((
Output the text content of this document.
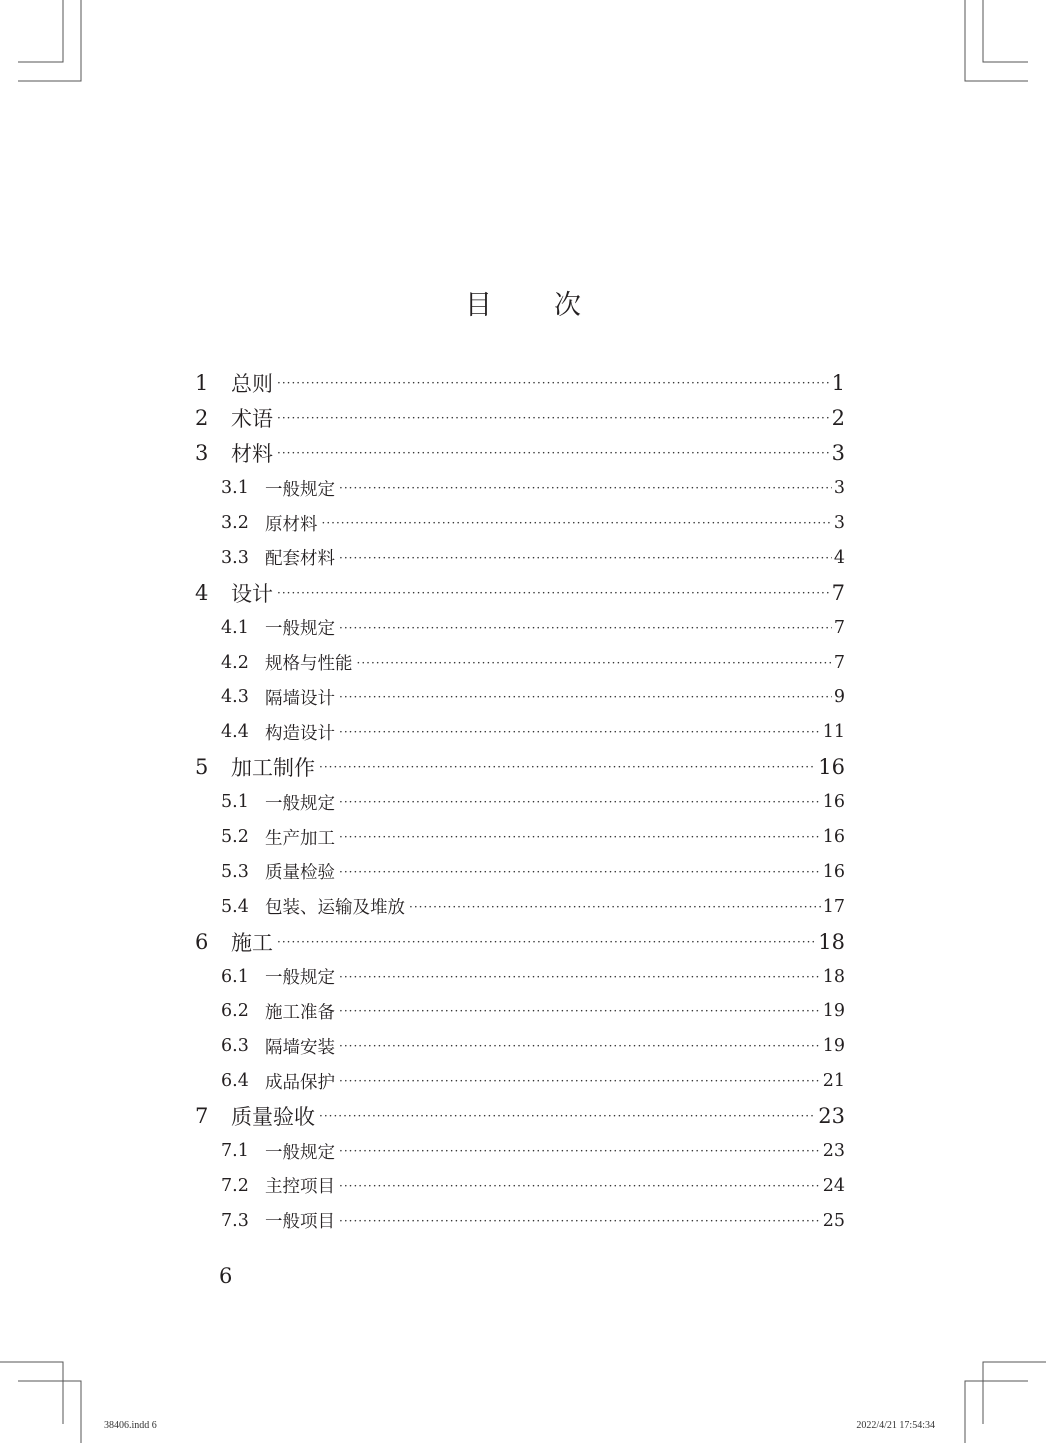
目 次
1	总则 ·····	1
2	术语 ·····	2
3	材料 ·····	3
3.1 一般规定 ·····	3
3.2 原材料 ·····	3
3.3 配套材料 ·····	4
4	设计 ·····	7
4.1 一般规定 ·····	7
4.2 规格与性能 ·····	7
4.3 隔墙设计 ·····	9
4.4 构造设计 ·····	11
5	加工制作 ·····	16
5.1 一般规定 ·····	16
5.2 生产加工 ·····	16
5.3 质量检验 ·····	16
5.4 包装、运输及堆放 ·····	17
6	施工 ·····	18
6.1 一般规定 ·····	18
6.2 施工准备 ·····	19
6.3 隔墙安装 ·····	19
6.4 成品保护 ·····	21
7	质量验收 ·····	23
7.1 一般规定 ·····	23
7.2 主控项目 ·····	24
7.3 一般项目 ·····	25
6
38406.indd 6	2022/4/21 17:54:34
))
**EXERCISE TASK:** Reply with one number only, the count of lines above that hold the string "一般规定".

**CORRECT ANSWER:** 5